• WORK INSTRUCTIONS:
Give back the entire listing verbatim.
— Start of MATERIALS PROVIDED —
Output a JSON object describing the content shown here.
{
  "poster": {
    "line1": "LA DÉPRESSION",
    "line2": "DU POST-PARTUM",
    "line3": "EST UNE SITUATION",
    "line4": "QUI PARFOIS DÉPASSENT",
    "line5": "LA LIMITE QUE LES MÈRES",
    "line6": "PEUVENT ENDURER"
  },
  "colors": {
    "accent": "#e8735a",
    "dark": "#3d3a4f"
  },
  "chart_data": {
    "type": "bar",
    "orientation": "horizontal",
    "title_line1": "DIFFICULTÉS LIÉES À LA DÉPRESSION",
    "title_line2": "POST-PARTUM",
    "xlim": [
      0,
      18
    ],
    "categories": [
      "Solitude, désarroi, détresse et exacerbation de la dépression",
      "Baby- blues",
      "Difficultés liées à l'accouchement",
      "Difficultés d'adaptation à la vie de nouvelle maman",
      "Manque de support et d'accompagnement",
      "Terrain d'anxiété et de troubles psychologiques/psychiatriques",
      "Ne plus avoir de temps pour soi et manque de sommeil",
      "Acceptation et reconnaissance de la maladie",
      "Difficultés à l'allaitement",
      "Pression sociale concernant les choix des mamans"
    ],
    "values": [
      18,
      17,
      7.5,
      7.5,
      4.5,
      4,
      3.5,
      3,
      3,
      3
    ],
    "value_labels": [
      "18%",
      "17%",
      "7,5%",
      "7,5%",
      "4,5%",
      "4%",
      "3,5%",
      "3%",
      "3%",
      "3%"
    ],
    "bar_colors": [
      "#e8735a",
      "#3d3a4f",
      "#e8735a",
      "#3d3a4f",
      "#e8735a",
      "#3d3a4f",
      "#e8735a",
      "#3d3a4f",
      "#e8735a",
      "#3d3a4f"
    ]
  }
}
— End of MATERIALS PROVIDED —
• ANSWER TO THIS TASK:
Output a JSON object describing the content shown here.
{
  "poster": {
    "line1": "LA DÉPRESSION",
    "line2": "DU POST-PARTUM",
    "line3": "EST UNE SITUATION",
    "line4": "QUI PARFOIS DÉPASSENT",
    "line5": "LA LIMITE QUE LES MÈRES",
    "line6": "PEUVENT ENDURER"
  },
  "colors": {
    "accent": "#e8735a",
    "dark": "#3d3a4f"
  },
  "chart_data": {
    "type": "bar",
    "orientation": "horizontal",
    "title_line1": "DIFFICULTÉS LIÉES À LA DÉPRESSION",
    "title_line2": "POST-PARTUM",
    "xlim": [
      0,
      18
    ],
    "categories": [
      "Solitude, désarroi, détresse et exacerbation de la dépression",
      "Baby- blues",
      "Difficultés liées à l'accouchement",
      "Difficultés d'adaptation à la vie de nouvelle maman",
      "Manque de support et d'accompagnement",
      "Terrain d'anxiété et de troubles psychologiques/psychiatriques",
      "Ne plus avoir de temps pour soi et manque de sommeil",
      "Acceptation et reconnaissance de la maladie",
      "Difficultés à l'allaitement",
      "Pression sociale concernant les choix des mamans"
    ],
    "values": [
      18,
      17,
      7.5,
      7.5,
      4.5,
      4,
      3.5,
      3,
      3,
      3
    ],
    "value_labels": [
      "18%",
      "17%",
      "7,5%",
      "7,5%",
      "4,5%",
      "4%",
      "3,5%",
      "3%",
      "3%",
      "3%"
    ],
    "bar_colors": [
      "#e8735a",
      "#3d3a4f",
      "#e8735a",
      "#3d3a4f",
      "#e8735a",
      "#3d3a4f",
      "#e8735a",
      "#3d3a4f",
      "#e8735a",
      "#3d3a4f"
    ]
  }
}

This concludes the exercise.